Extracted data entries

• • • •

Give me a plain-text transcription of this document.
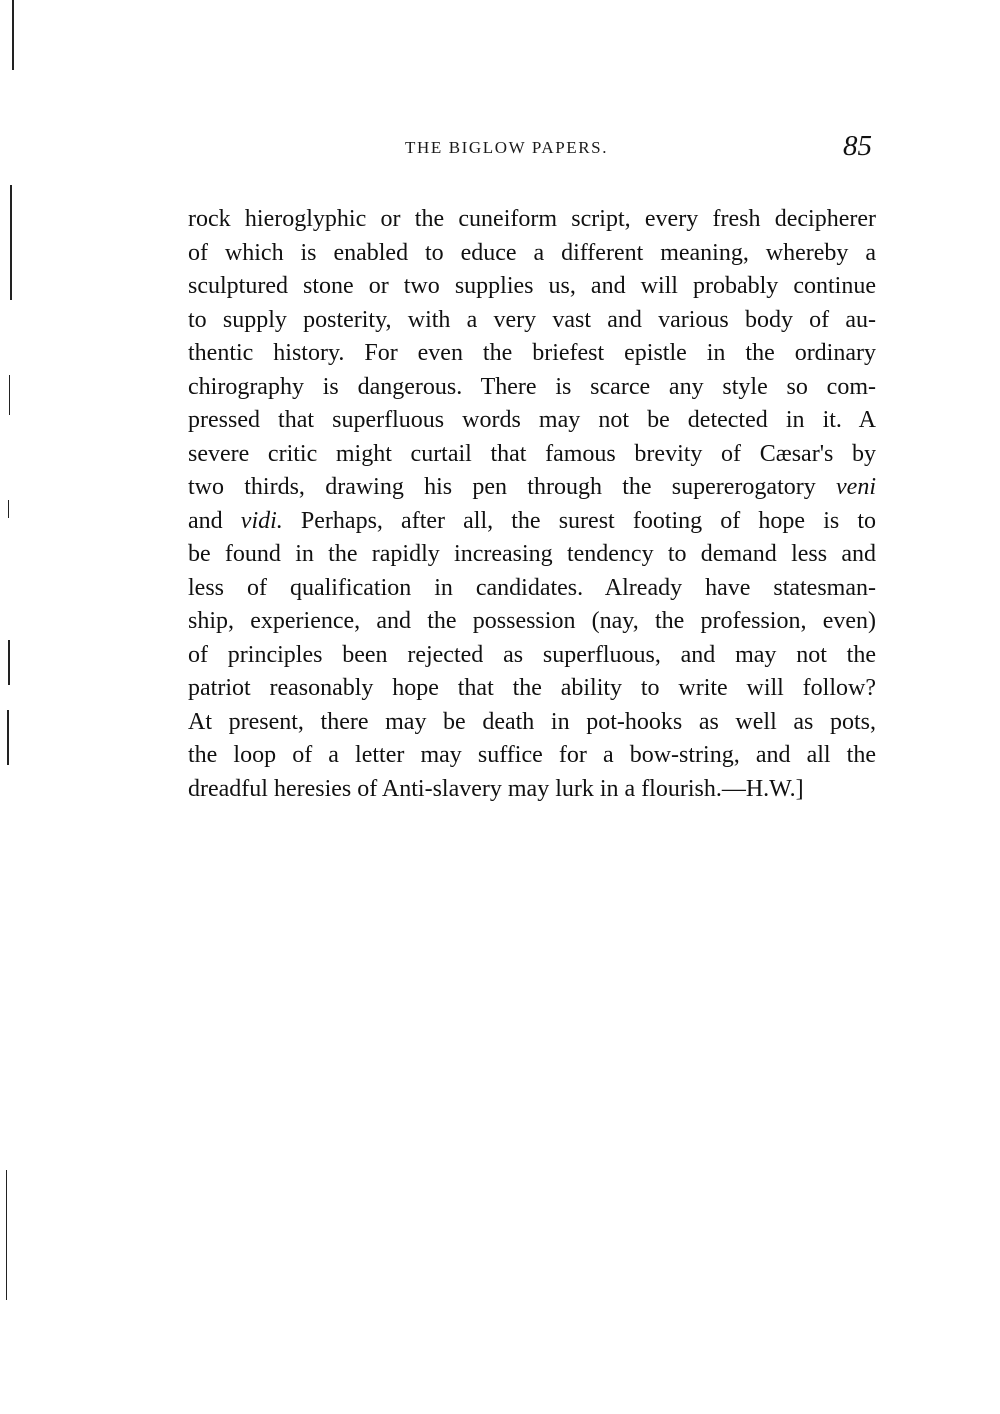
THE BIGLOW PAPERS.	85
rock hieroglyphic or the cuneiform script, every fresh decipherer
of which is enabled to educe a different meaning, whereby a
sculptured stone or two supplies us, and will probably continue
to supply posterity, with a very vast and various body of au-
thentic history. For even the briefest epistle in the ordinary
chirography is dangerous. There is scarce any style so com-
pressed that superfluous words may not be detected in it. A
severe critic might curtail that famous brevity of Cæsar's by
two thirds, drawing his pen through the supererogatory veni
and vidi. Perhaps, after all, the surest footing of hope is to
be found in the rapidly increasing tendency to demand less and
less of qualification in candidates. Already have statesman-
ship, experience, and the possession (nay, the profession, even)
of principles been rejected as superfluous, and may not the
patriot reasonably hope that the ability to write will follow?
At present, there may be death in pot-hooks as well as pots,
the loop of a letter may suffice for a bow-string, and all the
dreadful heresies of Anti-slavery may lurk in a flourish.—H.W.]
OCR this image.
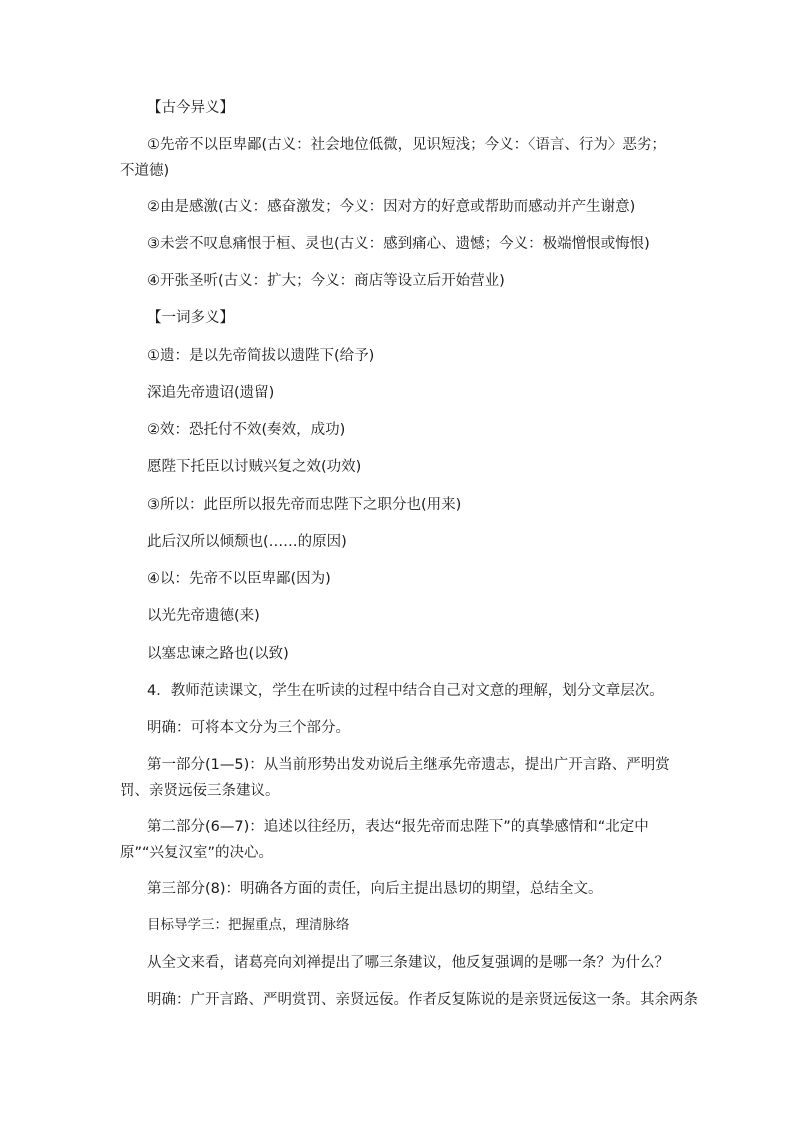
【古今异义】

①先帝不以臣卑鄙(古义：社会地位低微，见识短浅；今义：〈语言、行为〉恶劣；不道德)

②由是感激(古义：感奋激发；今义：因对方的好意或帮助而感动并产生谢意)

③未尝不叹息痛恨于桓、灵也(古义：感到痛心、遗憾；今义：极端憎恨或悔恨)

④开张圣听(古义：扩大；今义：商店等设立后开始营业)

【一词多义】

①遗：是以先帝简拔以遗陛下(给予)

深追先帝遗诏(遗留)

②效：恐托付不效(奏效，成功)

愿陛下托臣以讨贼兴复之效(功效)

③所以：此臣所以报先帝而忠陛下之职分也(用来)

此后汉所以倾颓也(……的原因)

④以：先帝不以臣卑鄙(因为)

以光先帝遗德(来)

以塞忠谏之路也(以致)

4．教师范读课文，学生在听读的过程中结合自己对文意的理解，划分文章层次。

明确：可将本文分为三个部分。

第一部分(1—5)：从当前形势出发劝说后主继承先帝遗志，提出广开言路、严明赏罚、亲贤远佞三条建议。

第二部分(6—7)：追述以往经历，表达“报先帝而忠陛下”的真挚感情和“北定中原”“兴复汉室”的决心。

第三部分(8)：明确各方面的责任，向后主提出恳切的期望，总结全文。

目标导学三：把握重点，理清脉络

从全文来看，诸葛亮向刘禅提出了哪三条建议，他反复强调的是哪一条？为什么？

明确：广开言路、严明赏罚、亲贤远佞。作者反复陈说的是亲贤远佞这一条。其余两条
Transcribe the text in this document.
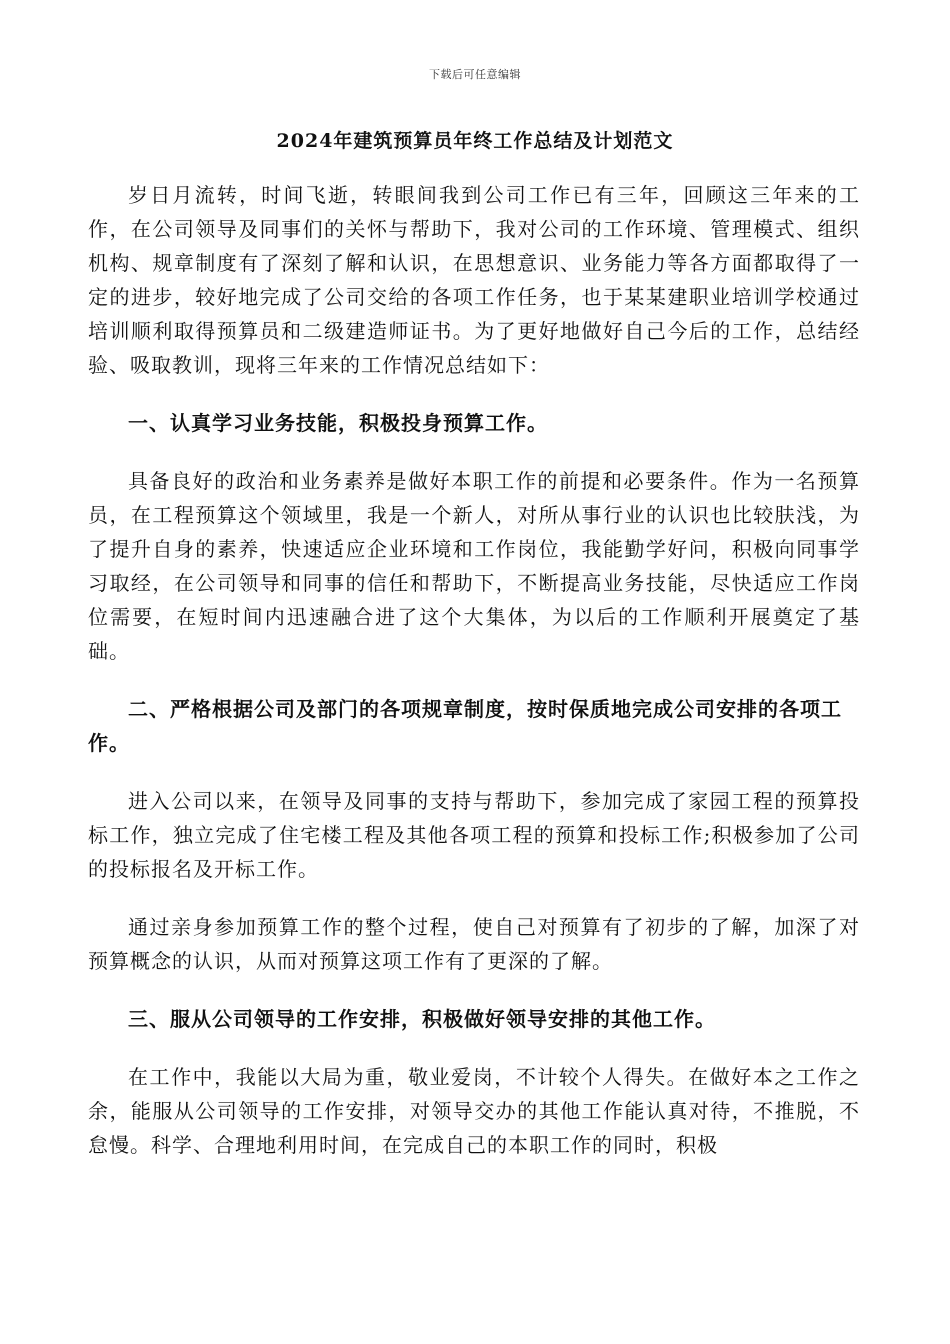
下载后可任意编辑
2024年建筑预算员年终工作总结及计划范文

岁日月流转，时间飞逝，转眼间我到公司工作已有三年，回顾这三年来的工作，在公司领导及同事们的关怀与帮助下，我对公司的工作环境、管理模式、组织机构、规章制度有了深刻了解和认识，在思想意识、业务能力等各方面都取得了一定的进步，较好地完成了公司交给的各项工作任务，也于某某建职业培训学校通过培训顺利取得预算员和二级建造师证书。为了更好地做好自己今后的工作，总结经验、吸取教训，现将三年来的工作情况总结如下：

一、认真学习业务技能，积极投身预算工作。

具备良好的政治和业务素养是做好本职工作的前提和必要条件。作为一名预算员，在工程预算这个领域里，我是一个新人，对所从事行业的认识也比较肤浅，为了提升自身的素养，快速适应企业环境和工作岗位，我能勤学好问，积极向同事学习取经，在公司领导和同事的信任和帮助下，不断提高业务技能，尽快适应工作岗位需要，在短时间内迅速融合进了这个大集体，为以后的工作顺利开展奠定了基础。

二、严格根据公司及部门的各项规章制度，按时保质地完成公司安排的各项工作。

进入公司以来，在领导及同事的支持与帮助下，参加完成了家园工程的预算投标工作，独立完成了住宅楼工程及其他各项工程的预算和投标工作;积极参加了公司的投标报名及开标工作。

通过亲身参加预算工作的整个过程，使自己对预算有了初步的了解，加深了对预算概念的认识，从而对预算这项工作有了更深的了解。

三、服从公司领导的工作安排，积极做好领导安排的其他工作。

在工作中，我能以大局为重，敬业爱岗，不计较个人得失。在做好本之工作之余，能服从公司领导的工作安排，对领导交办的其他工作能认真对待，不推脱，不怠慢。科学、合理地利用时间，在完成自己的本职工作的同时，积极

• • • •

§ THE TASK:
Return the full material word for word. Do not include the pictures.

§ EXERCISE RESULT:
Give me a plain-text transcription of this document.
THE BIGLOW PAPERS.	85
rock hieroglyphic or the cuneiform script, every fresh decipherer
of which is enabled to educe a different meaning, whereby a
sculptured stone or two supplies us, and will probably continue
to supply posterity, with a very vast and various body of au-
thentic history. For even the briefest epistle in the ordinary
chirography is dangerous. There is scarce any style so com-
pressed that superfluous words may not be detected in it. A
severe critic might curtail that famous brevity of Cæsar's by
two thirds, drawing his pen through the supererogatory veni
and vidi. Perhaps, after all, the surest footing of hope is to
be found in the rapidly increasing tendency to demand less and
less of qualification in candidates. Already have statesman-
ship, experience, and the possession (nay, the profession, even)
of principles been rejected as superfluous, and may not the
patriot reasonably hope that the ability to write will follow?
At present, there may be death in pot-hooks as well as pots,
the loop of a letter may suffice for a bow-string, and all the
dreadful heresies of Anti-slavery may lurk in a flourish.—H.W.]
OCR this image.
【古今异义】

①先帝不以臣卑鄙(古义：社会地位低微，见识短浅；今义：〈语言、行为〉恶劣；不道德)

②由是感激(古义：感奋激发；今义：因对方的好意或帮助而感动并产生谢意)

③未尝不叹息痛恨于桓、灵也(古义：感到痛心、遗憾；今义：极端憎恨或悔恨)

④开张圣听(古义：扩大；今义：商店等设立后开始营业)

【一词多义】

①遗：是以先帝简拔以遗陛下(给予)

深追先帝遗诏(遗留)

②效：恐托付不效(奏效，成功)

愿陛下托臣以讨贼兴复之效(功效)

③所以：此臣所以报先帝而忠陛下之职分也(用来)

此后汉所以倾颓也(……的原因)

④以：先帝不以臣卑鄙(因为)

以光先帝遗德(来)

以塞忠谏之路也(以致)

4．教师范读课文，学生在听读的过程中结合自己对文意的理解，划分文章层次。

明确：可将本文分为三个部分。

第一部分(1—5)：从当前形势出发劝说后主继承先帝遗志，提出广开言路、严明赏罚、亲贤远佞三条建议。

第二部分(6—7)：追述以往经历，表达“报先帝而忠陛下”的真挚感情和“北定中原”“兴复汉室”的决心。

第三部分(8)：明确各方面的责任，向后主提出恳切的期望，总结全文。

目标导学三：把握重点，理清脉络

从全文来看，诸葛亮向刘禅提出了哪三条建议，他反复强调的是哪一条？为什么？

明确：广开言路、严明赏罚、亲贤远佞。作者反复陈说的是亲贤远佞这一条。其余两条
Transcribe the text in this document.
下载后可任意编辑
2024年建筑预算员年终工作总结及计划范文

岁日月流转，时间飞逝，转眼间我到公司工作已有三年，回顾这三年来的工作，在公司领导及同事们的关怀与帮助下，我对公司的工作环境、管理模式、组织机构、规章制度有了深刻了解和认识，在思想意识、业务能力等各方面都取得了一定的进步，较好地完成了公司交给的各项工作任务，也于某某建职业培训学校通过培训顺利取得预算员和二级建造师证书。为了更好地做好自己今后的工作，总结经验、吸取教训，现将三年来的工作情况总结如下：

一、认真学习业务技能，积极投身预算工作。

具备良好的政治和业务素养是做好本职工作的前提和必要条件。作为一名预算员，在工程预算这个领域里，我是一个新人，对所从事行业的认识也比较肤浅，为了提升自身的素养，快速适应企业环境和工作岗位，我能勤学好问，积极向同事学习取经，在公司领导和同事的信任和帮助下，不断提高业务技能，尽快适应工作岗位需要，在短时间内迅速融合进了这个大集体，为以后的工作顺利开展奠定了基础。

二、严格根据公司及部门的各项规章制度，按时保质地完成公司安排的各项工作。

进入公司以来，在领导及同事的支持与帮助下，参加完成了家园工程的预算投标工作，独立完成了住宅楼工程及其他各项工程的预算和投标工作;积极参加了公司的投标报名及开标工作。

通过亲身参加预算工作的整个过程，使自己对预算有了初步的了解，加深了对预算概念的认识，从而对预算这项工作有了更深的了解。

三、服从公司领导的工作安排，积极做好领导安排的其他工作。

在工作中，我能以大局为重，敬业爱岗，不计较个人得失。在做好本之工作之余，能服从公司领导的工作安排，对领导交办的其他工作能认真对待，不推脱，不怠慢。科学、合理地利用时间，在完成自己的本职工作的同时，积极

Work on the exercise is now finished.